WORK TO BE COMPLETED -> Make an exact copy of the lines, leaving the pictures out.

THE INPUT ->
☆ ☆ ☆

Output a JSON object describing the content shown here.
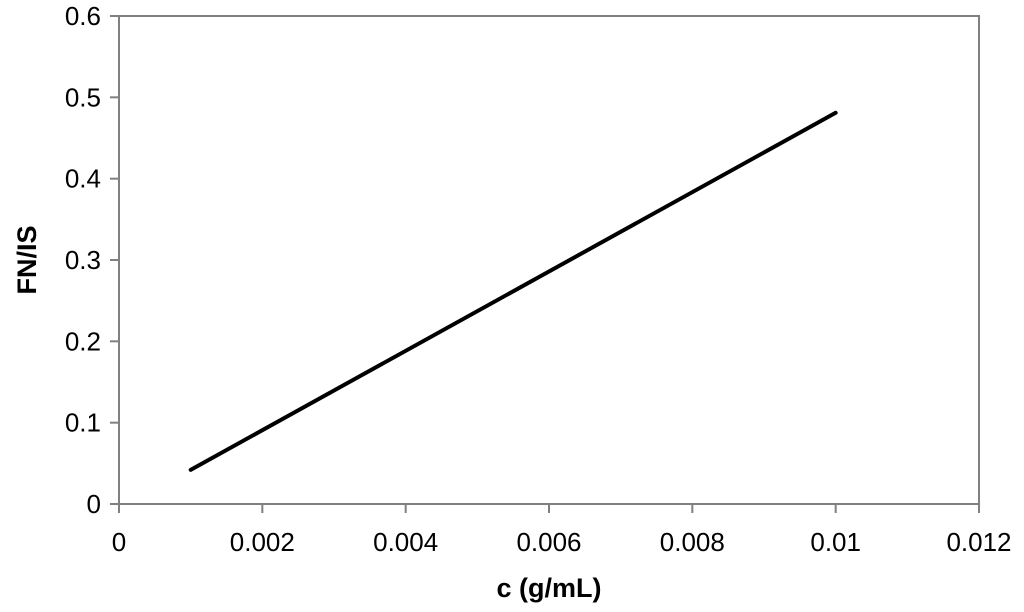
{
  "chart_data": {
    "type": "line",
    "title": "",
    "xlabel": "c (g/mL)",
    "ylabel": "FN/IS",
    "xlim": [
      0,
      0.012
    ],
    "ylim": [
      0,
      0.6
    ],
    "x_ticks": [
      "0",
      "0.002",
      "0.004",
      "0.006",
      "0.008",
      "0.01",
      "0.012"
    ],
    "y_ticks": [
      "0",
      "0.1",
      "0.2",
      "0.3",
      "0.4",
      "0.5",
      "0.6"
    ],
    "grid": false,
    "legend": "none",
    "series": [
      {
        "x": [
          0.001,
          0.01
        ],
        "y": [
          0.042,
          0.481
        ]
      }
    ],
    "colors": {
      "line": "#000000",
      "frame": "#808080",
      "background": "#ffffff"
    }
  }
}
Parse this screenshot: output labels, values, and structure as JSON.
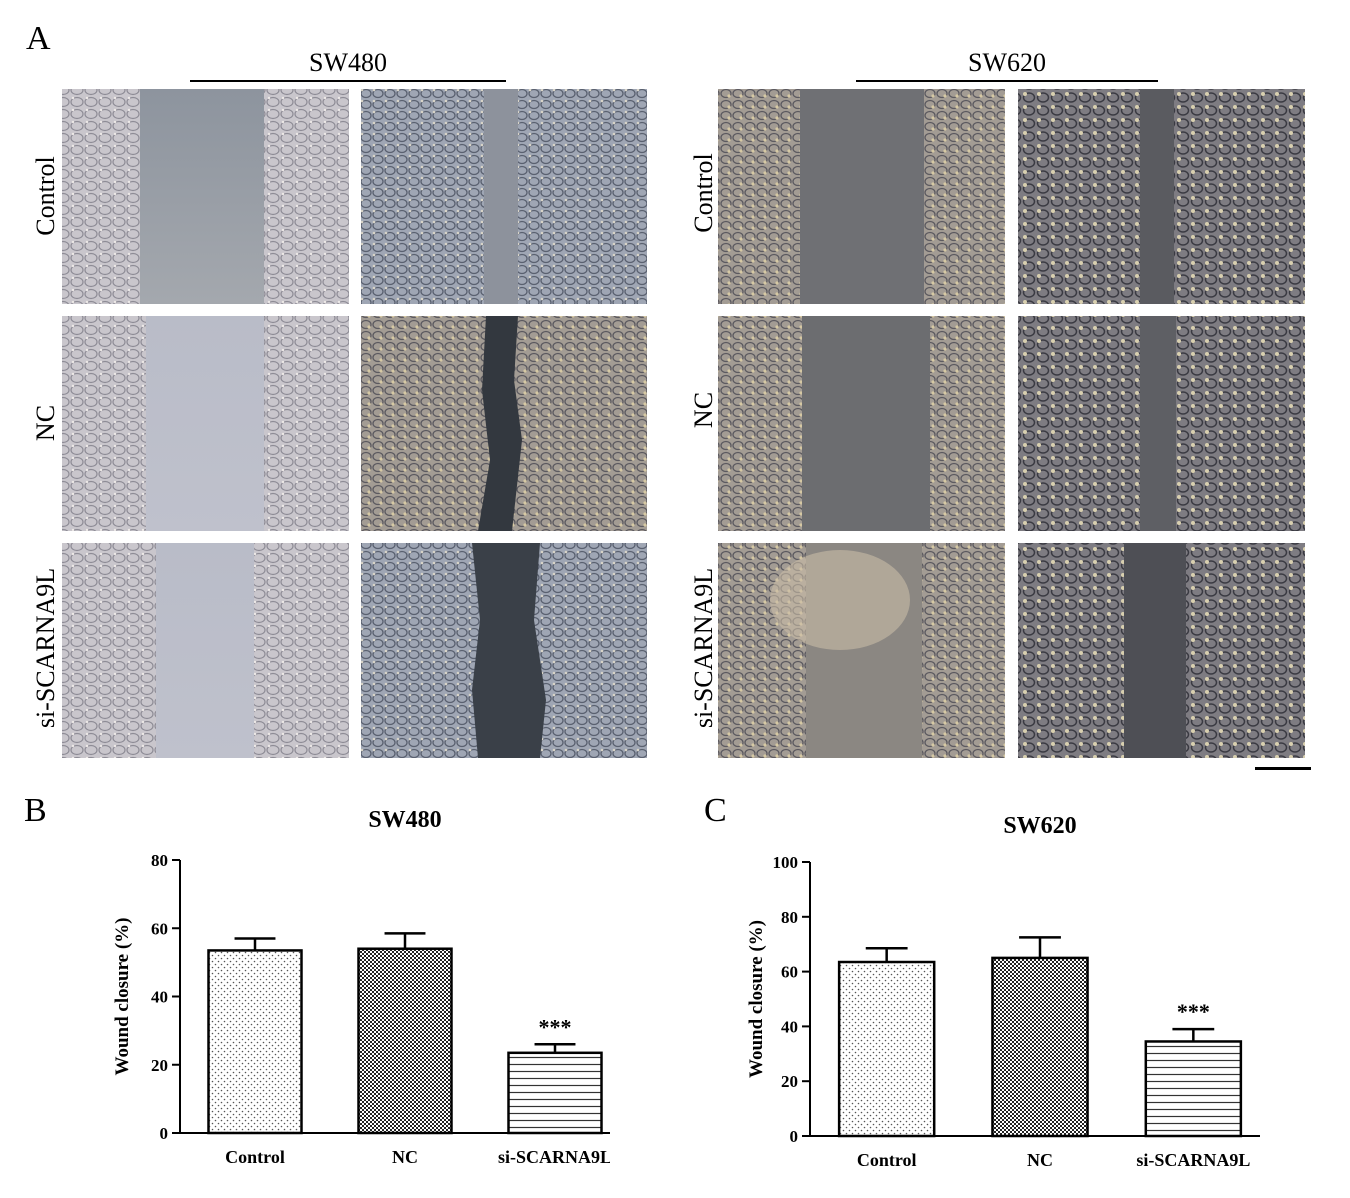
{
  "figure": {
    "panel_a_letter": "A",
    "panel_b_letter": "B",
    "panel_c_letter": "C",
    "groups": [
      {
        "title": "SW480",
        "rows": [
          "Control",
          "NC",
          "si-SCARNA9L"
        ]
      },
      {
        "title": "SW620",
        "rows": [
          "Control",
          "NC",
          "si-SCARNA9L"
        ]
      }
    ]
  },
  "chart_data": [
    {
      "type": "bar",
      "title": "SW480",
      "categories": [
        "Control",
        "NC",
        "si-SCARNA9L"
      ],
      "values": [
        53.5,
        54,
        23.5
      ],
      "errors": [
        3.5,
        4.5,
        2.5
      ],
      "annotations": [
        "",
        "",
        "***"
      ],
      "ylabel": "Wound closure (%)",
      "xlabel": "",
      "ylim": [
        0,
        80
      ],
      "yticks": [
        0,
        20,
        40,
        60,
        80
      ],
      "grid": false,
      "fills": [
        "dots",
        "checker",
        "hlines"
      ]
    },
    {
      "type": "bar",
      "title": "SW620",
      "categories": [
        "Control",
        "NC",
        "si-SCARNA9L"
      ],
      "values": [
        63.5,
        65,
        34.5
      ],
      "errors": [
        5,
        7.5,
        4.5
      ],
      "annotations": [
        "",
        "",
        "***"
      ],
      "ylabel": "Wound closure (%)",
      "xlabel": "",
      "ylim": [
        0,
        100
      ],
      "yticks": [
        0,
        20,
        40,
        60,
        80,
        100
      ],
      "grid": false,
      "fills": [
        "dots",
        "checker",
        "hlines"
      ]
    }
  ]
}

☆ ☆ ☆

TASK RESULT ->
Output a JSON object describing the content shown here.
{
  "chart_data": {
    "type": "line",
    "title": "",
    "xlabel": "c (g/mL)",
    "ylabel": "FN/IS",
    "xlim": [
      0,
      0.012
    ],
    "ylim": [
      0,
      0.6
    ],
    "x_ticks": [
      "0",
      "0.002",
      "0.004",
      "0.006",
      "0.008",
      "0.01",
      "0.012"
    ],
    "y_ticks": [
      "0",
      "0.1",
      "0.2",
      "0.3",
      "0.4",
      "0.5",
      "0.6"
    ],
    "grid": false,
    "legend": "none",
    "series": [
      {
        "x": [
          0.001,
          0.01
        ],
        "y": [
          0.042,
          0.481
        ]
      }
    ],
    "colors": {
      "line": "#000000",
      "frame": "#808080",
      "background": "#ffffff"
    }
  }
}
Parse this screenshot: output labels, values, and structure as JSON.
{
  "figure": {
    "panel_a_letter": "A",
    "panel_b_letter": "B",
    "panel_c_letter": "C",
    "groups": [
      {
        "title": "SW480",
        "rows": [
          "Control",
          "NC",
          "si-SCARNA9L"
        ]
      },
      {
        "title": "SW620",
        "rows": [
          "Control",
          "NC",
          "si-SCARNA9L"
        ]
      }
    ]
  },
  "chart_data": [
    {
      "type": "bar",
      "title": "SW480",
      "categories": [
        "Control",
        "NC",
        "si-SCARNA9L"
      ],
      "values": [
        53.5,
        54,
        23.5
      ],
      "errors": [
        3.5,
        4.5,
        2.5
      ],
      "annotations": [
        "",
        "",
        "***"
      ],
      "ylabel": "Wound closure (%)",
      "xlabel": "",
      "ylim": [
        0,
        80
      ],
      "yticks": [
        0,
        20,
        40,
        60,
        80
      ],
      "grid": false,
      "fills": [
        "dots",
        "checker",
        "hlines"
      ]
    },
    {
      "type": "bar",
      "title": "SW620",
      "categories": [
        "Control",
        "NC",
        "si-SCARNA9L"
      ],
      "values": [
        63.5,
        65,
        34.5
      ],
      "errors": [
        5,
        7.5,
        4.5
      ],
      "annotations": [
        "",
        "",
        "***"
      ],
      "ylabel": "Wound closure (%)",
      "xlabel": "",
      "ylim": [
        0,
        100
      ],
      "yticks": [
        0,
        20,
        40,
        60,
        80,
        100
      ],
      "grid": false,
      "fills": [
        "dots",
        "checker",
        "hlines"
      ]
    }
  ]
}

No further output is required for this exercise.